WO2017098536A1

WO2017098536A1 - Hydraulic motor

Info

Publication number: WO2017098536A1
Application number: PCT/IT2016/000286
Authority: WO
Inventors: Angelo Piazza
Original assignee: Angelo Piazza
Priority date: 2015-12-09
Filing date: 2016-12-06
Publication date: 2017-06-15
Also published as: ITUB20159598A1

Abstract

The invention has for object the generation of mechanical energy for both civil and industrial use. This result is obtained by using both the force of gravity and buoyancy which act on a pair of hollow prisms immersed in a liquid contained in a tank. In fact, the pair of hollow prisms when it is immersed completely in the liquid undergoes the buoyancy and rises generating mechanical energy that transmits by means of appropriate mechanisms and when the liquid disappears below the lower bases of the hollow prisms they descend by gravity still generating mechanical energy. At the end of descent the pair of hollow prisms compresses the liquid which is located below their lower bases and which rises internally along a vertical hollow up to the top base of the hollow prisms where it accumulates to then be poured around the hollow prisms themselves. At this point the buoyancy again generates and causes them to raise and so on. A small motor powered by conventional energy will drive the service mechanisms and overcome the frictions.

Description

HYDRAULIC MOTOR

TECHNICAL FIELD:

The invention has for its object the generation of mechanical energy both for civil and industrial use. First object of invention is to generate mechanical energy in a easy and economic way and without any withdrawn energy from non-renewable energy source, except the conventional one required for the movement of the auxiliary mechanisms and to overcome f iction, but using the force of gravity of a body and the buoyancy of a liquid on it.

BACkGROUND ART:

Usually the mechanical energy is produced by machines, better specified as engines, which are distinguished according to the type of energy that they transform and then are the most diverse. There are inertia motors, pneumatic motors, hydraulic motors, nuclear motors, wind engines, volumetric engines, heat engines, engines that use natural energy of ocean waves, biomass engines, electric motors and spring motors.

In particular the hydraulic motors give the kinetic and pressure energy of a liquid stream to a moving machine member, for example a driving shaft, which can be coupled to different types of users. One example are the hydraulic turbines that stoke power plants etc.

There are two main categories of hydraulic engines:

a) the hydrodinamic hydraulic motor that uses mainly the kinetic energy of a liquid stream; b) hydrostatic hydraulic motor that uses mainly the pressure

possessed by the liquid stream.

There are patented hydraulic motors not easy to built which exploit or a continous flow of water or pressure differences. To name a few: US 999 579 A - DE 199 13 008 A 1 - JP 54 134239 A- ES 479 95 Al -DE 168 219 C - JP 63 131871 A- JP 63 192966 A.

DISCLOSURE OF INVENTION:

This invention seeks to take advantage of not only the

hydrostatic pressure of a liquid that acts on two hollow prisms placed in a tank but also the weight force acting on them and without the need for any liquid moving in the tank for pick up kinetic energy nor exploit differences in pressure.

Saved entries
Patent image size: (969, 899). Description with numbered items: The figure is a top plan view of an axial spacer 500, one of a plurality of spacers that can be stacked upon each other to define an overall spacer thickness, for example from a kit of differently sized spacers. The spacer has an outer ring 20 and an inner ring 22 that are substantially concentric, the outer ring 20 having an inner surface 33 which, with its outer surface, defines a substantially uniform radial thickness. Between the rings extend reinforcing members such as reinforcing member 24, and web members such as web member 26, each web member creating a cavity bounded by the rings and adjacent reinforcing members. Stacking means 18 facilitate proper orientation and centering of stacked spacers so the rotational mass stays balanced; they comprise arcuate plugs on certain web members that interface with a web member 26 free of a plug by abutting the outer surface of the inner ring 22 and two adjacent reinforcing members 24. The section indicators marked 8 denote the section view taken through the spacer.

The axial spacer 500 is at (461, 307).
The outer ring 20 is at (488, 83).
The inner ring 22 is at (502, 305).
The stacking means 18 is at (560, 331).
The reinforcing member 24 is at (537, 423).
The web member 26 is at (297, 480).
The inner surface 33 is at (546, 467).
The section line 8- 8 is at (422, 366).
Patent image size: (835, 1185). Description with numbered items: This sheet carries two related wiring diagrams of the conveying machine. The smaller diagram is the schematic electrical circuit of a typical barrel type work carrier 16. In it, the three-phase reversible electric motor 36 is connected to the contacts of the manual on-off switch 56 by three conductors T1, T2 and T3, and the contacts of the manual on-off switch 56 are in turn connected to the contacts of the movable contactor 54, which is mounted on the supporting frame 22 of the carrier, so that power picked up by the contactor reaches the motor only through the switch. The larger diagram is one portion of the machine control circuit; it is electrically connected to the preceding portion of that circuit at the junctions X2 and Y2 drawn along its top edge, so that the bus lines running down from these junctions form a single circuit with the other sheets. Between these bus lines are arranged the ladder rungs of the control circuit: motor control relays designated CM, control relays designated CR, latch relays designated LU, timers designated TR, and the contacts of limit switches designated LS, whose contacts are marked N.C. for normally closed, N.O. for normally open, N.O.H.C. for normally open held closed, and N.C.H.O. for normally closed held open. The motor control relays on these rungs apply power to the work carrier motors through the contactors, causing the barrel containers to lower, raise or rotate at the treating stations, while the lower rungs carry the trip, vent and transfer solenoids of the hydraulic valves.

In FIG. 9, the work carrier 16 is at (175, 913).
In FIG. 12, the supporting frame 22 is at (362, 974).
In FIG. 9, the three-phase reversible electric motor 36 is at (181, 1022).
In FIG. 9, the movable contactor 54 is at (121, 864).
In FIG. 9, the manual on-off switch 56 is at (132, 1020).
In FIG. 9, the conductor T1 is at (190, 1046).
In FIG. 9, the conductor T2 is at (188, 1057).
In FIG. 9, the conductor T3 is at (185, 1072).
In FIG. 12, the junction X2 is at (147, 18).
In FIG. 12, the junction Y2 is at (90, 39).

TASK LIST
a – List each date given on the hydraulic motor patent page, along with what the page says each date is.
b – Continue the hydraulic motor patent page from the end of its final sentence.

SOLVED TASKS
a –
Priority date: 2015-12-09
Filing date: 2016-12-06
Publication date: 2017-06-15

b –
The mecanical energy is drawn from the motor shaft belonging to a system of levers and step-up wheels kept in motion by the hydraulic motor which is characterized in that a primary tank with rectangular plant is divided by two longitudinal fixed walls , parallel to long sides of the primary tank, in three tanks and the central of these is larger than two external side which are equal and two hollow prisms are inserted in it by telescopic way, joined togheter but to form between them a vertical hollow, that alternately sway in height by means additional weights and that by means of levers and step-up wheels system, driven by a motor with conventional engine power, are locked when they reach the position of maximum and of mini- mum height and that each top base of these hollow prisms form a top tank by two longitudinal walls, each composed of a fixed wall with overlapped a mobile wall, and two short walls and moreover a system of levers and step-up system, also it driven by the same motor with conventional engine power, turns to a certain angle the two mobile walls both outside and inside and the foot of vertical rod is located in the middle point of the distance between the centers of gravity of the two top bases of the hollow prisms, connected by a section, and the top of vertical rod is connected to oscillating rocking lever around the pin, located on the top of one of two long walls of the primary tank, which transmits the vertical reciprocating motion of the hollow prisms to the driving shaft of the levers and step- up wheels system from which it draws mechanical energy.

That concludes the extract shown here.